**Task directions**.
Check each line of the material below for "modo" and copy those where it appears.

**Supplied material**.
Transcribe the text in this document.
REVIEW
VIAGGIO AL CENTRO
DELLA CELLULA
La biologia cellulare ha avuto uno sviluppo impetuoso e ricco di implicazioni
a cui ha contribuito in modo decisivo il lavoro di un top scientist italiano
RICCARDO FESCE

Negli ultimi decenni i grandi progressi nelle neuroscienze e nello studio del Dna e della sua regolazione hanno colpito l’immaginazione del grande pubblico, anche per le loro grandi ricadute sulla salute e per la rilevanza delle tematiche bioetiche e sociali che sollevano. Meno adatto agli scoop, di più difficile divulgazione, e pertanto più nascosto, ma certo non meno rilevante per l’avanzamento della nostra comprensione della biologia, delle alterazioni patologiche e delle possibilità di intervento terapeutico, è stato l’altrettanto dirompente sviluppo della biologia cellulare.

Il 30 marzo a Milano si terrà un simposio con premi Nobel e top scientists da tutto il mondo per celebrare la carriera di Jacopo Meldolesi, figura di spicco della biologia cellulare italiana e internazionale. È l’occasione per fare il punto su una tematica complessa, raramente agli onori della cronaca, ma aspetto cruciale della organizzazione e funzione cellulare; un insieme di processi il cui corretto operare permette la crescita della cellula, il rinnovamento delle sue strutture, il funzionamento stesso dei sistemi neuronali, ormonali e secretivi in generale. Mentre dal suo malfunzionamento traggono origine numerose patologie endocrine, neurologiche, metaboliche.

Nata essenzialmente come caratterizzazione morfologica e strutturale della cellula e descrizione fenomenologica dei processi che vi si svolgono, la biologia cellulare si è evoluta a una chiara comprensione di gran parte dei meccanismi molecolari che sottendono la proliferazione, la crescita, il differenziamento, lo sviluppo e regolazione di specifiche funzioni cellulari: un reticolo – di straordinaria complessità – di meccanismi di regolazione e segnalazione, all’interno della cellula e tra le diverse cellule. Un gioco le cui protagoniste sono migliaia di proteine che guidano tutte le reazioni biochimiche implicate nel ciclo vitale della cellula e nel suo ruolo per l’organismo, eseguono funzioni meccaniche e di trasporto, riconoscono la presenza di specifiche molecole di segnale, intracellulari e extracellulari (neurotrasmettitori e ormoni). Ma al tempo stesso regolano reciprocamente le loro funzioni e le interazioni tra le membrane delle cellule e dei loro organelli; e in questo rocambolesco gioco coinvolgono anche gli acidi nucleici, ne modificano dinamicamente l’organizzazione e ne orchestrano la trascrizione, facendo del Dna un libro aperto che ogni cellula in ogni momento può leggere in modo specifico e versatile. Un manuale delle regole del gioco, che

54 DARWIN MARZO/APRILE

**Exercise solution**.
a cui ha contribuito in modo decisivo il lavoro di un top scientist italiano
Nata essenzialmente come caratterizzazione morfologica e strutturale della cellula e descrizione fenomenologica dei processi che vi si svolgono, la biologia cellulare si è evoluta a una chiara comprensione di gran parte dei meccanismi molecolari che sottendono la proliferazione, la crescita, il differenziamento, lo sviluppo e regolazione di specifiche funzioni cellulari: un reticolo – di straordinaria complessità – di meccanismi di regolazione e segnalazione, all’interno della cellula e tra le diverse cellule. Un gioco le cui protagoniste sono migliaia di proteine che guidano tutte le reazioni biochimiche implicate nel ciclo vitale della cellula e nel suo ruolo per l’organismo, eseguono funzioni meccaniche e di trasporto, riconoscono la presenza di specifiche molecole di segnale, intracellulari e extracellulari (neurotrasmettitori e ormoni). Ma al tempo stesso regolano reciprocamente le loro funzioni e le interazioni tra le membrane delle cellule e dei loro organelli; e in questo rocambolesco gioco coinvolgono anche gli acidi nucleici, ne modificano dinamicamente l’organizzazione e ne orchestrano la trascrizione, facendo del Dna un libro aperto che ogni cellula in ogni momento può leggere in modo specifico e versatile. Un manuale delle regole del gioco, che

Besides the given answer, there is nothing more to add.